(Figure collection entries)
--- Begin ---

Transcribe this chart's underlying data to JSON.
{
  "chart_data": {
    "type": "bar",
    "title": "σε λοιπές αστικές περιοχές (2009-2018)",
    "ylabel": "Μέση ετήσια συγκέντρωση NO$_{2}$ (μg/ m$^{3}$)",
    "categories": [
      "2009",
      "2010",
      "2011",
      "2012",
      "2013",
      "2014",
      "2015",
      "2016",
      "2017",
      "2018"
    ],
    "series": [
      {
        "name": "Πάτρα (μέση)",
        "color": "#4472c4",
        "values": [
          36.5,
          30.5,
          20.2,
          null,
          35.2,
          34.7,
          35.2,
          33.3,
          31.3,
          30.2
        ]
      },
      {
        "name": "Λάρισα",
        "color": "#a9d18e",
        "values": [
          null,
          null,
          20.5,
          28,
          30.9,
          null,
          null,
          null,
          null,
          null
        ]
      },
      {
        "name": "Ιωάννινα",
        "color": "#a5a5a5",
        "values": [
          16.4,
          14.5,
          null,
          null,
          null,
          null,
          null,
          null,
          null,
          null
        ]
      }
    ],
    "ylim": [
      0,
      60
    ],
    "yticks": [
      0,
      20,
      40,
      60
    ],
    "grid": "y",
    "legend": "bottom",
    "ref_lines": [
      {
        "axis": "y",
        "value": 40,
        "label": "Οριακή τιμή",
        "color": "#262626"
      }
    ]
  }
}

--- End ---

What you have to do
Send back all of the entries exactly, with nothing missing.

Full answer
Transcribe this chart's underlying data to JSON.
{
  "chart_data": {
    "type": "bar",
    "title": "σε λοιπές αστικές περιοχές (2009-2018)",
    "ylabel": "Μέση ετήσια συγκέντρωση NO$_{2}$ (μg/ m$^{3}$)",
    "categories": [
      "2009",
      "2010",
      "2011",
      "2012",
      "2013",
      "2014",
      "2015",
      "2016",
      "2017",
      "2018"
    ],
    "series": [
      {
        "name": "Πάτρα (μέση)",
        "color": "#4472c4",
        "values": [
          36.5,
          30.5,
          20.2,
          null,
          35.2,
          34.7,
          35.2,
          33.3,
          31.3,
          30.2
        ]
      },
      {
        "name": "Λάρισα",
        "color": "#a9d18e",
        "values": [
          null,
          null,
          20.5,
          28,
          30.9,
          null,
          null,
          null,
          null,
          null
        ]
      },
      {
        "name": "Ιωάννινα",
        "color": "#a5a5a5",
        "values": [
          16.4,
          14.5,
          null,
          null,
          null,
          null,
          null,
          null,
          null,
          null
        ]
      }
    ],
    "ylim": [
      0,
      60
    ],
    "yticks": [
      0,
      20,
      40,
      60
    ],
    "grid": "y",
    "legend": "bottom",
    "ref_lines": [
      {
        "axis": "y",
        "value": 40,
        "label": "Οριακή τιμή",
        "color": "#262626"
      }
    ]
  }
}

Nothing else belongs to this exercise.